◆ **Problem to solve**
In this exercise, reproduce all the entries that follow exactly.

Saved data entries:
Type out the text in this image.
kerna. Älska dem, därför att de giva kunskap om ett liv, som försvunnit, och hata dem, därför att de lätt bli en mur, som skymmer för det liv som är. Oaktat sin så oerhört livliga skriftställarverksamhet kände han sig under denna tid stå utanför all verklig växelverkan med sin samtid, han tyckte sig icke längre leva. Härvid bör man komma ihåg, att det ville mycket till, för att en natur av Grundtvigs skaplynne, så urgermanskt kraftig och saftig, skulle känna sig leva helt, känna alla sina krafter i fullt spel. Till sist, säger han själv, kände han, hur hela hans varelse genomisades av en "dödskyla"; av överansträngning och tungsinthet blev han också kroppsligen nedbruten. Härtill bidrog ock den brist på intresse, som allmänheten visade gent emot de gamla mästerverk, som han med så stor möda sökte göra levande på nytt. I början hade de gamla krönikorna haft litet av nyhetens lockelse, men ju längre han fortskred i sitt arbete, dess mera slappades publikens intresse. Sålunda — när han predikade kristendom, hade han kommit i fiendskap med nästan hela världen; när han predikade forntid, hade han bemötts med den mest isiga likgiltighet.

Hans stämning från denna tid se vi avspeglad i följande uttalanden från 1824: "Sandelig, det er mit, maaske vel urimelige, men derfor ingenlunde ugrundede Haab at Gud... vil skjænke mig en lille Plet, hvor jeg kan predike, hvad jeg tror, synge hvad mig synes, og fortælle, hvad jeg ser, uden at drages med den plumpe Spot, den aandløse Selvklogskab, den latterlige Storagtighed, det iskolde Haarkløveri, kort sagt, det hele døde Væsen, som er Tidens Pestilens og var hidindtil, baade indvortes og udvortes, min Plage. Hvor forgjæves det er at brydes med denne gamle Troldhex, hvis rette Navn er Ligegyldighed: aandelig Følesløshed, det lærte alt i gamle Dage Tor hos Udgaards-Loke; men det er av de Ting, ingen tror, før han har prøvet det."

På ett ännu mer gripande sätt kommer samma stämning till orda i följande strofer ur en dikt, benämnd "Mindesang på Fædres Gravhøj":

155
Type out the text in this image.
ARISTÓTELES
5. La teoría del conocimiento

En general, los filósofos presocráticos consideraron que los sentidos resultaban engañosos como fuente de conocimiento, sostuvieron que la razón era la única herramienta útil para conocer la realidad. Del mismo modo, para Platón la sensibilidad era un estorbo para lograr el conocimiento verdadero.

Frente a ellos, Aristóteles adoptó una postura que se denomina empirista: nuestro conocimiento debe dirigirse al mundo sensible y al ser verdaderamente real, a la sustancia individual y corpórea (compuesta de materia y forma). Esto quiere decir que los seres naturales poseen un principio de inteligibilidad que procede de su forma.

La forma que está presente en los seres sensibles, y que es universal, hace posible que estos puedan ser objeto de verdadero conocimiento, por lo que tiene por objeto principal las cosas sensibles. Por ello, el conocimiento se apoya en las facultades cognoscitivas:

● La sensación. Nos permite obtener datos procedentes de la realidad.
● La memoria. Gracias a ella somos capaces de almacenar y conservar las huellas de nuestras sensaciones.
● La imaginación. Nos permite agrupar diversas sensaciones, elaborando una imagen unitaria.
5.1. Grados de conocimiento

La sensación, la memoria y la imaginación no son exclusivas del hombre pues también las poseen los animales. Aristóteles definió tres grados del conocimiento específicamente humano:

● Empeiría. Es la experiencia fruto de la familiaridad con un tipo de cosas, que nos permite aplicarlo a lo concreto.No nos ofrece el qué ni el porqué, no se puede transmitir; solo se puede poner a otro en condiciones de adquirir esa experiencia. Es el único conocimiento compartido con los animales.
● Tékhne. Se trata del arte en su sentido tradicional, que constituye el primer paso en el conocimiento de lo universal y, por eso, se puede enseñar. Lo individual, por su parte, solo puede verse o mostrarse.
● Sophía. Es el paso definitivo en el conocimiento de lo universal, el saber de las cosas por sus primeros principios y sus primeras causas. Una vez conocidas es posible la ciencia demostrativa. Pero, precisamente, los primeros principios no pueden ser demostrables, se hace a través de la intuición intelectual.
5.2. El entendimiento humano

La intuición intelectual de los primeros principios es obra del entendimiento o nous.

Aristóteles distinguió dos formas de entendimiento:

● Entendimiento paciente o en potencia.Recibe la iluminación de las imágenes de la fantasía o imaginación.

◆ **Final answer**
Type out the text in this image.
kerna. Älska dem, därför att de giva kunskap om ett liv, som försvunnit, och hata dem, därför att de lätt bli en mur, som skymmer för det liv som är. Oaktat sin så oerhört livliga skriftställarverksamhet kände han sig under denna tid stå utanför all verklig växelverkan med sin samtid, han tyckte sig icke längre leva. Härvid bör man komma ihåg, att det ville mycket till, för att en natur av Grundtvigs skaplynne, så urgermanskt kraftig och saftig, skulle känna sig leva helt, känna alla sina krafter i fullt spel. Till sist, säger han själv, kände han, hur hela hans varelse genomisades av en "dödskyla"; av överansträngning och tungsinthet blev han också kroppsligen nedbruten. Härtill bidrog ock den brist på intresse, som allmänheten visade gent emot de gamla mästerverk, som han med så stor möda sökte göra levande på nytt. I början hade de gamla krönikorna haft litet av nyhetens lockelse, men ju längre han fortskred i sitt arbete, dess mera slappades publikens intresse. Sålunda — när han predikade kristendom, hade han kommit i fiendskap med nästan hela världen; när han predikade forntid, hade han bemötts med den mest isiga likgiltighet.

Hans stämning från denna tid se vi avspeglad i följande uttalanden från 1824: "Sandelig, det er mit, maaske vel urimelige, men derfor ingenlunde ugrundede Haab at Gud... vil skjænke mig en lille Plet, hvor jeg kan predike, hvad jeg tror, synge hvad mig synes, og fortælle, hvad jeg ser, uden at drages med den plumpe Spot, den aandløse Selvklogskab, den latterlige Storagtighed, det iskolde Haarkløveri, kort sagt, det hele døde Væsen, som er Tidens Pestilens og var hidindtil, baade indvortes og udvortes, min Plage. Hvor forgjæves det er at brydes med denne gamle Troldhex, hvis rette Navn er Ligegyldighed: aandelig Følesløshed, det lærte alt i gamle Dage Tor hos Udgaards-Loke; men det er av de Ting, ingen tror, før han har prøvet det."

På ett ännu mer gripande sätt kommer samma stämning till orda i följande strofer ur en dikt, benämnd "Mindesang på Fædres Gravhøj":

155
Type out the text in this image.
ARISTÓTELES
5. La teoría del conocimiento

En general, los filósofos presocráticos consideraron que los sentidos resultaban engañosos como fuente de conocimiento, sostuvieron que la razón era la única herramienta útil para conocer la realidad. Del mismo modo, para Platón la sensibilidad era un estorbo para lograr el conocimiento verdadero.

Frente a ellos, Aristóteles adoptó una postura que se denomina empirista: nuestro conocimiento debe dirigirse al mundo sensible y al ser verdaderamente real, a la sustancia individual y corpórea (compuesta de materia y forma). Esto quiere decir que los seres naturales poseen un principio de inteligibilidad que procede de su forma.

La forma que está presente en los seres sensibles, y que es universal, hace posible que estos puedan ser objeto de verdadero conocimiento, por lo que tiene por objeto principal las cosas sensibles. Por ello, el conocimiento se apoya en las facultades cognoscitivas:

● La sensación. Nos permite obtener datos procedentes de la realidad.
● La memoria. Gracias a ella somos capaces de almacenar y conservar las huellas de nuestras sensaciones.
● La imaginación. Nos permite agrupar diversas sensaciones, elaborando una imagen unitaria.
5.1. Grados de conocimiento

La sensación, la memoria y la imaginación no son exclusivas del hombre pues también las poseen los animales. Aristóteles definió tres grados del conocimiento específicamente humano:

● Empeiría. Es la experiencia fruto de la familiaridad con un tipo de cosas, que nos permite aplicarlo a lo concreto.No nos ofrece el qué ni el porqué, no se puede transmitir; solo se puede poner a otro en condiciones de adquirir esa experiencia. Es el único conocimiento compartido con los animales.
● Tékhne. Se trata del arte en su sentido tradicional, que constituye el primer paso en el conocimiento de lo universal y, por eso, se puede enseñar. Lo individual, por su parte, solo puede verse o mostrarse.
● Sophía. Es el paso definitivo en el conocimiento de lo universal, el saber de las cosas por sus primeros principios y sus primeras causas. Una vez conocidas es posible la ciencia demostrativa. Pero, precisamente, los primeros principios no pueden ser demostrables, se hace a través de la intuición intelectual.
5.2. El entendimiento humano

La intuición intelectual de los primeros principios es obra del entendimiento o nous.

Aristóteles distinguió dos formas de entendimiento:

● Entendimiento paciente o en potencia.Recibe la iluminación de las imágenes de la fantasía o imaginación.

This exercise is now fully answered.